All lines in which the word "googleapis" occurs are to be extracted.

==== SUPPLIED MATERIAL

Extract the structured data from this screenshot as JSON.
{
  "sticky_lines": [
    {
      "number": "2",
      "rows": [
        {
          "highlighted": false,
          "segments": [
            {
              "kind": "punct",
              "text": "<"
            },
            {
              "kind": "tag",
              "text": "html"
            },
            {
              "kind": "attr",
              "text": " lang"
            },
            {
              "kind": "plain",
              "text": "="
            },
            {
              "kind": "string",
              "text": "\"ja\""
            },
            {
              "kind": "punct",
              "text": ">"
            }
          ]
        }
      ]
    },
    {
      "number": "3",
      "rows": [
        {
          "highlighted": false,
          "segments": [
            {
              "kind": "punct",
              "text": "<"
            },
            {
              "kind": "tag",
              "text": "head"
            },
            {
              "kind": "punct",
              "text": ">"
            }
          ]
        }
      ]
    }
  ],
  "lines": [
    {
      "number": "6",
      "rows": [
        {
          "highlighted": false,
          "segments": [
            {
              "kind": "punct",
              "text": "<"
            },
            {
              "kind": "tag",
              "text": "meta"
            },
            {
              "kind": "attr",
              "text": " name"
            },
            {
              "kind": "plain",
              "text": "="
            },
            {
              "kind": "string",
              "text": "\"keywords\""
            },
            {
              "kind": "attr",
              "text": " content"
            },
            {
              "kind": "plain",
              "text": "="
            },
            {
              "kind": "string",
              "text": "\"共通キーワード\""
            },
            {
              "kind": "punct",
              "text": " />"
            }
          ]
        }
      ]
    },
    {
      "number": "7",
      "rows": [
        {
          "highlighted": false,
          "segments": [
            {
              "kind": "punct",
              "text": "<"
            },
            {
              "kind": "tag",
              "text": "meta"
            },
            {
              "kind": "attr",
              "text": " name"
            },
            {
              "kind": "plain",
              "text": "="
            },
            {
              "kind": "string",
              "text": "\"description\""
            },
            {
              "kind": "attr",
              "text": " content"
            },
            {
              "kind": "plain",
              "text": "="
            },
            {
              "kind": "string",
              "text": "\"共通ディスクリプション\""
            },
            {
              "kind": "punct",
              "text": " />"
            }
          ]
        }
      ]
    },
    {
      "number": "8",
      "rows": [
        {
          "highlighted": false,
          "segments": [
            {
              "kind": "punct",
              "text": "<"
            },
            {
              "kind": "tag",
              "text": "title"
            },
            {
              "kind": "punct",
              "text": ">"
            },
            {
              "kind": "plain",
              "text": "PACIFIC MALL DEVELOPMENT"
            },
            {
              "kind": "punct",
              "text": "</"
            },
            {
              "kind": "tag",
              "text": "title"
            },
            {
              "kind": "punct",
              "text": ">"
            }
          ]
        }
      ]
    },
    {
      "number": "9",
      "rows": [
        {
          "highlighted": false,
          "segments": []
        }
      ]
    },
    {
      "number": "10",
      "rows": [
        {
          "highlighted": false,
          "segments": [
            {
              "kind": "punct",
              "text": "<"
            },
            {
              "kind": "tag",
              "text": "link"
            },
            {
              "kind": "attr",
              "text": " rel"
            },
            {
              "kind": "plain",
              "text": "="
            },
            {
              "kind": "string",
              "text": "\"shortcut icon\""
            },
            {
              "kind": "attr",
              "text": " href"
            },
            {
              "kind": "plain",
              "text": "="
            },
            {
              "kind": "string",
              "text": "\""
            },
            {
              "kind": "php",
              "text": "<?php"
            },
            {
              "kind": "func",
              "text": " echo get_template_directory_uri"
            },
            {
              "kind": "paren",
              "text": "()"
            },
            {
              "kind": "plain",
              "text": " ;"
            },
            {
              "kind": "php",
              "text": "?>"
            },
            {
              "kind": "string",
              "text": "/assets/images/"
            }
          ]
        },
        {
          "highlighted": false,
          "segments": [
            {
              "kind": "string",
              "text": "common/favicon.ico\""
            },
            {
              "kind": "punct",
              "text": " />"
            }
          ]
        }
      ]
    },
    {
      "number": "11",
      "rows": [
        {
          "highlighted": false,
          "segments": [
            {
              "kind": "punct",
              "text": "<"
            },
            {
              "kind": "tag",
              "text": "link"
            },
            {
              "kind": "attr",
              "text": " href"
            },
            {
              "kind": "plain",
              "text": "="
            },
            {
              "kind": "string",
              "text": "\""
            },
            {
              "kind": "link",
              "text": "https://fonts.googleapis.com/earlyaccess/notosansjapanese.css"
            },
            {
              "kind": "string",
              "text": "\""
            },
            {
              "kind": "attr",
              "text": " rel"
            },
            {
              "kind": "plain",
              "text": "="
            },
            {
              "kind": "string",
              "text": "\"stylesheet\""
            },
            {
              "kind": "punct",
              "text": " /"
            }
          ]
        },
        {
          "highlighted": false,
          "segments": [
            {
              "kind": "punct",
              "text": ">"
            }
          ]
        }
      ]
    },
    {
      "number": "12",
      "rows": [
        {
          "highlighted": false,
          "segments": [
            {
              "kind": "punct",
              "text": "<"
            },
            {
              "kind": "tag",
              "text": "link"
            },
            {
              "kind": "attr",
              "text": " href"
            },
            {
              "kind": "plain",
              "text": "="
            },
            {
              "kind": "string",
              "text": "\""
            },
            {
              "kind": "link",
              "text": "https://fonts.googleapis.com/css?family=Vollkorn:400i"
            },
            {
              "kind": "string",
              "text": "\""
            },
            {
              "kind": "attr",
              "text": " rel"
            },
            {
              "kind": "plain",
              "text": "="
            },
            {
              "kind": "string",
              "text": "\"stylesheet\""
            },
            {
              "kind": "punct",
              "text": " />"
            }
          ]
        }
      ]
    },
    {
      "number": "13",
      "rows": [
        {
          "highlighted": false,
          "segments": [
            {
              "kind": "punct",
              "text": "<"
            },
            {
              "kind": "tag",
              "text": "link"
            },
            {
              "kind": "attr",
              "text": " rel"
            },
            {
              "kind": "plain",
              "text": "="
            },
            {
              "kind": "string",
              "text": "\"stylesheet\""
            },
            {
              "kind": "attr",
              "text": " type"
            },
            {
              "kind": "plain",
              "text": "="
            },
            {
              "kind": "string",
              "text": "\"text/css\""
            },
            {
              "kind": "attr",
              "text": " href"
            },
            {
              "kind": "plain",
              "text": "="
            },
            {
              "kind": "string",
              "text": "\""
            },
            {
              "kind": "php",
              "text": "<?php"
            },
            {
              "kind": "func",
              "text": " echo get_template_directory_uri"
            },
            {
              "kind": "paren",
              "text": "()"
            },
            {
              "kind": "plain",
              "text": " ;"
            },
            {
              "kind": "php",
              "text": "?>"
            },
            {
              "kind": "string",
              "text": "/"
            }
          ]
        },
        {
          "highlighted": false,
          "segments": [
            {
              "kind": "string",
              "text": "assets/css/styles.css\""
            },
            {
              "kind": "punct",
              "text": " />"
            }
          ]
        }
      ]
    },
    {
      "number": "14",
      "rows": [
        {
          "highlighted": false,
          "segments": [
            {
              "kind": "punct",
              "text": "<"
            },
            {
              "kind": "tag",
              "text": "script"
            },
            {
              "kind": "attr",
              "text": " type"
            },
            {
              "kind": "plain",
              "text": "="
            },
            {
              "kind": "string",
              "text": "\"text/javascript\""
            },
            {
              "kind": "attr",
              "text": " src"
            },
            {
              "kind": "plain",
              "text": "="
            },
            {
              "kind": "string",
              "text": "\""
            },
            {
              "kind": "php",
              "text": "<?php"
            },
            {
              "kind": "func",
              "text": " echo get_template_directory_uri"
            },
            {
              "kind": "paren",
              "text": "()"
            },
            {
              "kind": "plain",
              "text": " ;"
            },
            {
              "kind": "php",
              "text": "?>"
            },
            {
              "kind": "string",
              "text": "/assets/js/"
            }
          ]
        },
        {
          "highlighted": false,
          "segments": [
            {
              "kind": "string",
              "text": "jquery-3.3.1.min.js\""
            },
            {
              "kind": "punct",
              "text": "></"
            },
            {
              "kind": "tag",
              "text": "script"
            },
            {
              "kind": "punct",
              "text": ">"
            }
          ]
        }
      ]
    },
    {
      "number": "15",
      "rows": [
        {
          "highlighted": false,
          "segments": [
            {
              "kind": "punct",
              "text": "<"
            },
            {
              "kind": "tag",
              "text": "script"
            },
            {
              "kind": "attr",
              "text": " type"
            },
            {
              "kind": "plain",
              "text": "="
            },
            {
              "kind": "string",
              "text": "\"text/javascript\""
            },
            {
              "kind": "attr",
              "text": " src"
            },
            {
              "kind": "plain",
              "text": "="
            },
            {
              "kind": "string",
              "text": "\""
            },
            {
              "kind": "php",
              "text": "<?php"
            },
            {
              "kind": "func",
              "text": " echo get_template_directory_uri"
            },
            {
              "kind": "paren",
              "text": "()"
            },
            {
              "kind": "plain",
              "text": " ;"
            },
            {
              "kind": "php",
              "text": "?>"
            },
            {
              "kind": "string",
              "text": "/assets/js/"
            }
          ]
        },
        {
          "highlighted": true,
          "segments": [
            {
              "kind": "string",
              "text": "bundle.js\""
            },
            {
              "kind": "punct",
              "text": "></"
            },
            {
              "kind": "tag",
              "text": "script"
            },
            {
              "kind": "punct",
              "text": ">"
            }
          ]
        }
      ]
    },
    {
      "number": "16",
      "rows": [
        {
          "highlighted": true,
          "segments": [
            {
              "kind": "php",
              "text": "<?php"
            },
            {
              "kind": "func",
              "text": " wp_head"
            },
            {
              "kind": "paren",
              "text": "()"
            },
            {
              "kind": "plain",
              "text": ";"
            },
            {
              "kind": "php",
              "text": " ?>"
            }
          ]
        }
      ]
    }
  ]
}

========

- [SOLUTION TO THIS EXERCISE]:
              "text": "https://fonts.googleapis.com/earlyaccess/notosansjapanese.css"
              "text": "https://fonts.googleapis.com/css?family=Vollkorn:400i"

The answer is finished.